START Source material

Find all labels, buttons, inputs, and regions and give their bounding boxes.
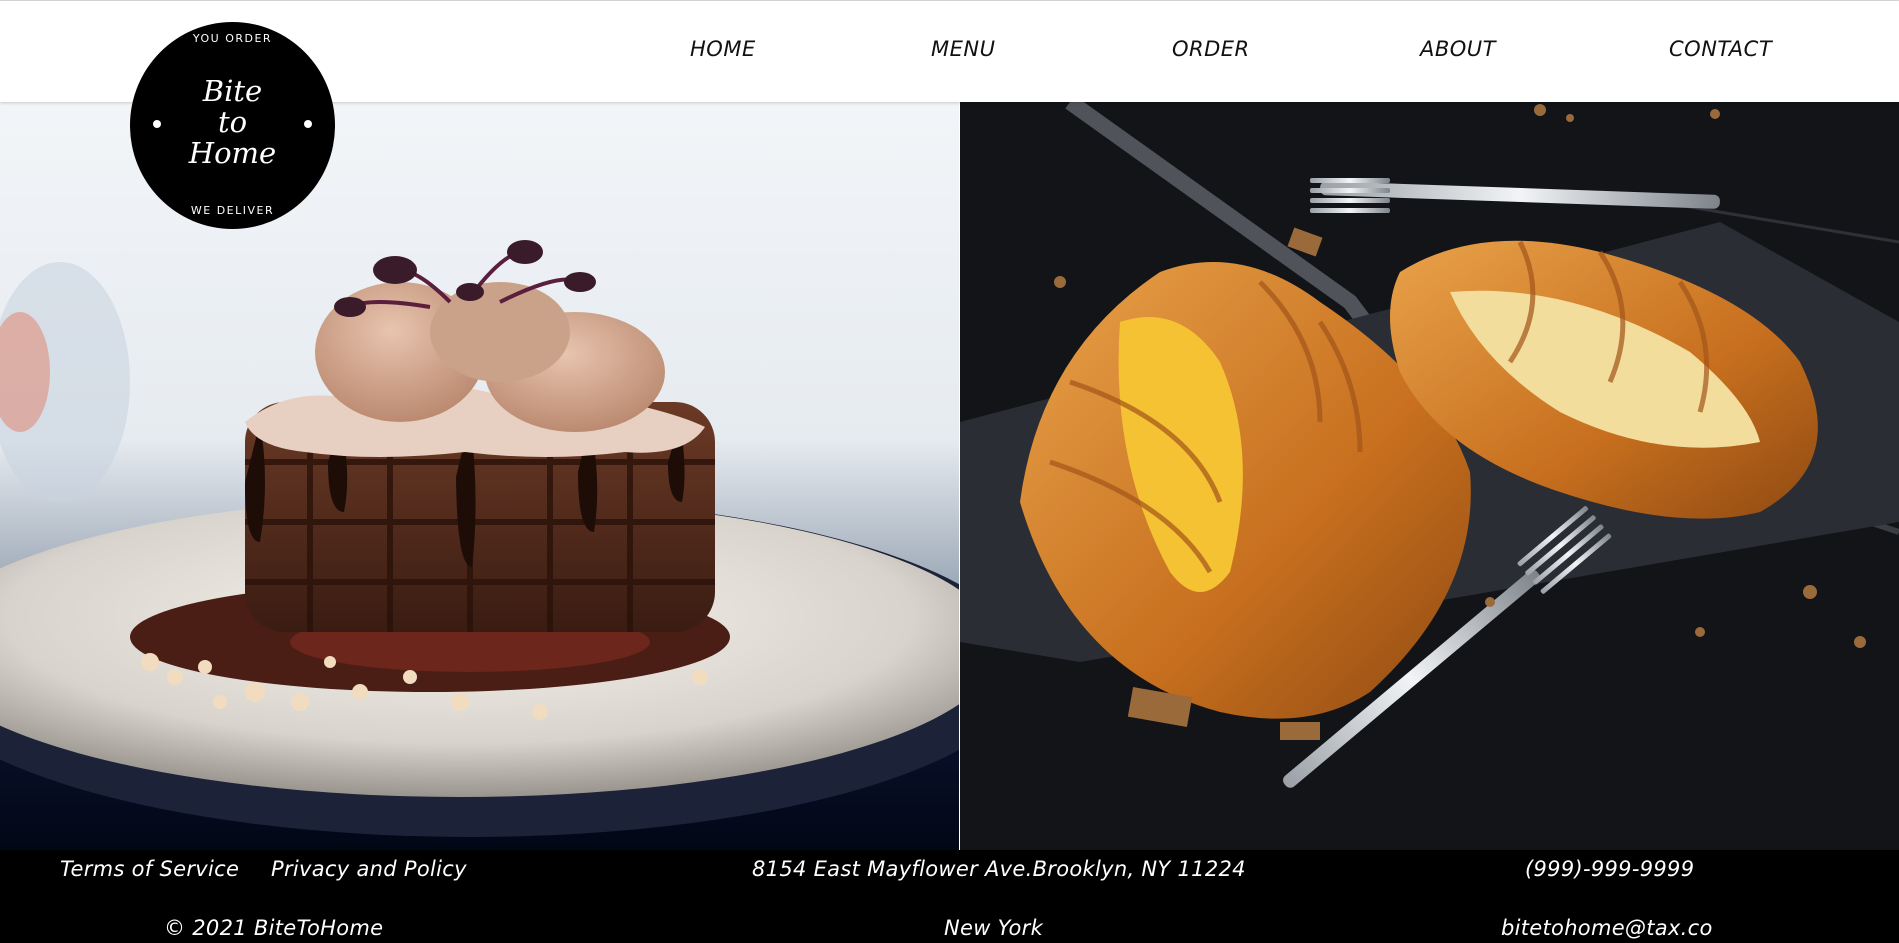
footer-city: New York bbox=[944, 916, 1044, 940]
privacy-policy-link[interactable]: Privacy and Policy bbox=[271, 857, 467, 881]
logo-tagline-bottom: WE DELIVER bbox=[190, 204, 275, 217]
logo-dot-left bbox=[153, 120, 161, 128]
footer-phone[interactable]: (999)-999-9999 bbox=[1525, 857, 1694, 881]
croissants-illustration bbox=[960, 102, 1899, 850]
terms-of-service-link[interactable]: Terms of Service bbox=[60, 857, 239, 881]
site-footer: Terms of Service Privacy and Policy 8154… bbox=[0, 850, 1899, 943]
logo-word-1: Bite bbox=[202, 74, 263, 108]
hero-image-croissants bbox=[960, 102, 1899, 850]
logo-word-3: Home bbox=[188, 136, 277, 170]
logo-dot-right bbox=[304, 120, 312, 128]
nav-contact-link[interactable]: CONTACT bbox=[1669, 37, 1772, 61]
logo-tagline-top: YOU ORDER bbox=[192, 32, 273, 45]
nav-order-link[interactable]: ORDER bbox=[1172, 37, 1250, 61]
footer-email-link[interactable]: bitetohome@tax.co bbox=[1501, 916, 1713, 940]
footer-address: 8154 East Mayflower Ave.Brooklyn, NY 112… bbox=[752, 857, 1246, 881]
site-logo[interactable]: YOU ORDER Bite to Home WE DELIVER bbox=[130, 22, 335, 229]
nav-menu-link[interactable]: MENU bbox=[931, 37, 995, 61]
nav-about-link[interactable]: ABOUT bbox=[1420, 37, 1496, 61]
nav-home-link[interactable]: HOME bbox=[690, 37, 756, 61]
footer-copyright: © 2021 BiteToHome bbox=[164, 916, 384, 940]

END Source material
START Source material

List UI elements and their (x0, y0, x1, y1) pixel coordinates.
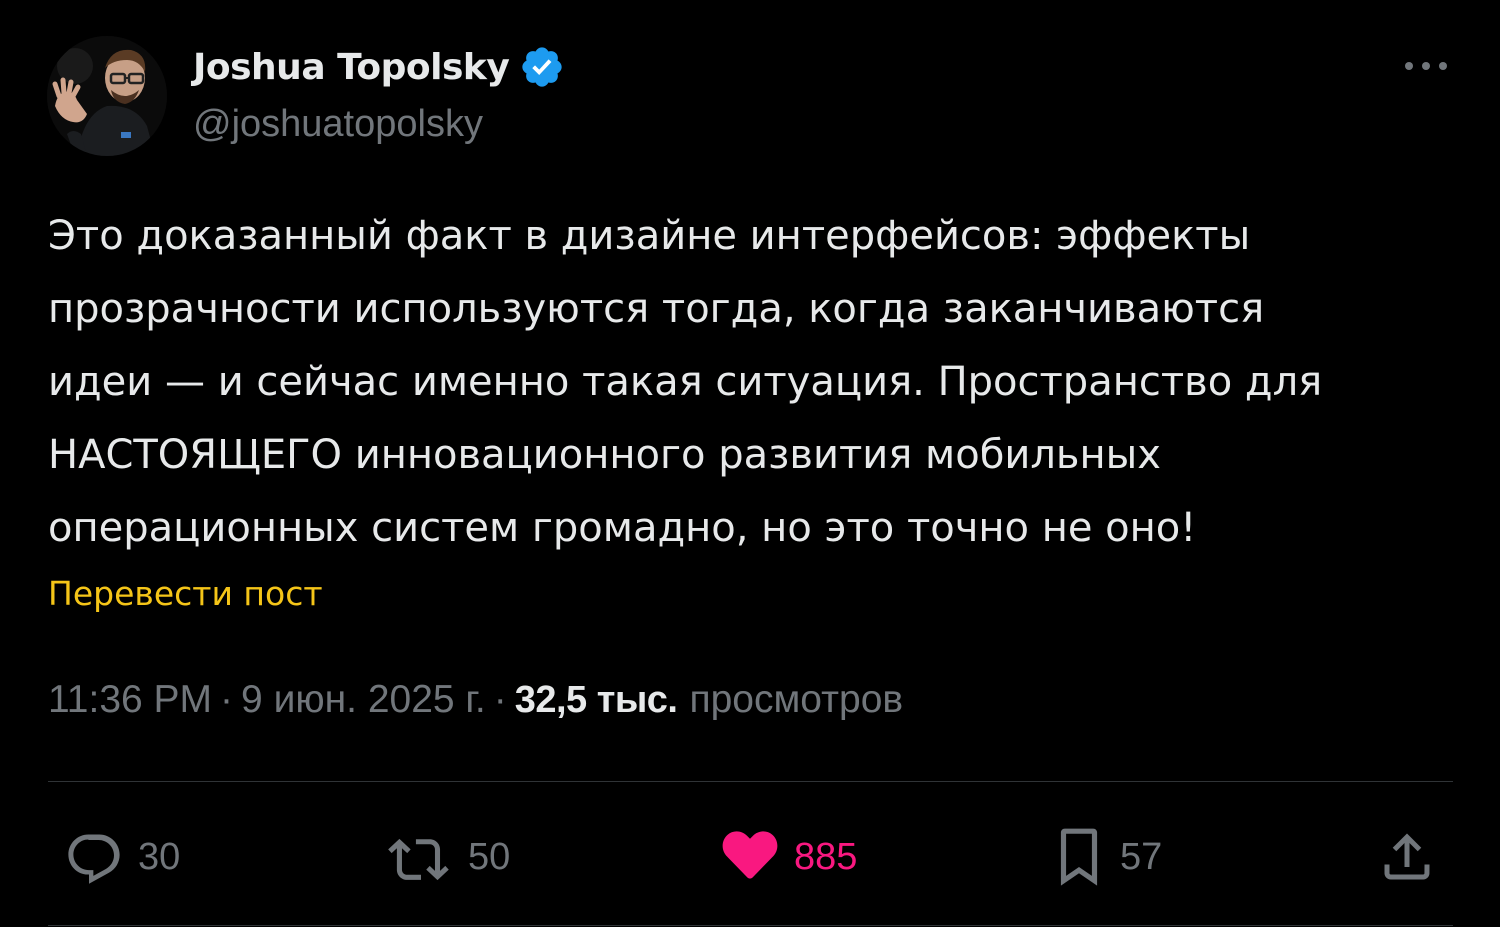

END Source material

Short problem: Make a numbered list of the lines in the items, starting with the line containing "Find all labels, buttons, inputs, and" and continuing through the line containing "footer-copyright: © 2021", with blank lines omitted. Leave the pictures out of your answer.

Finished answer:
1. Find all labels, buttons, inputs, and regions and give their bounding boxes.
2. footer-city: New York bbox=[944, 916, 1044, 940]
3. privacy-policy-link[interactable]: Privacy and Policy bbox=[271, 857, 467, 881]
4. logo-tagline-bottom: WE DELIVER bbox=[190, 204, 275, 217]
5. logo-dot-left bbox=[153, 120, 161, 128]
6. footer-phone[interactable]: (999)-999-9999 bbox=[1525, 857, 1694, 881]
7. croissants-illustration bbox=[960, 102, 1899, 850]
8. terms-of-service-link[interactable]: Terms of Service bbox=[60, 857, 239, 881]
9. site-footer: Terms of Service Privacy and Policy 8154… bbox=[0, 850, 1899, 943]
10. logo-word-1: Bite bbox=[202, 74, 263, 108]
11. hero-image-croissants bbox=[960, 102, 1899, 850]
12. logo-word-3: Home bbox=[188, 136, 277, 170]
13. logo-dot-right bbox=[304, 120, 312, 128]
14. nav-contact-link[interactable]: CONTACT bbox=[1669, 37, 1772, 61]
15. logo-tagline-top: YOU ORDER bbox=[192, 32, 273, 45]
16. nav-order-link[interactable]: ORDER bbox=[1172, 37, 1250, 61]
17. footer-email-link[interactable]: bitetohome@tax.co bbox=[1501, 916, 1713, 940]
18. footer-address: 8154 East Mayflower Ave.Brooklyn, NY 112… bbox=[752, 857, 1246, 881]
19. site-logo[interactable]: YOU ORDER Bite to Home WE DELIVER bbox=[130, 22, 335, 229]
20. nav-menu-link[interactable]: MENU bbox=[931, 37, 995, 61]
21. nav-about-link[interactable]: ABOUT bbox=[1420, 37, 1496, 61]
22. nav-home-link[interactable]: HOME bbox=[690, 37, 756, 61]
23. footer-copyright: © 2021 BiteToHome bbox=[164, 916, 384, 940]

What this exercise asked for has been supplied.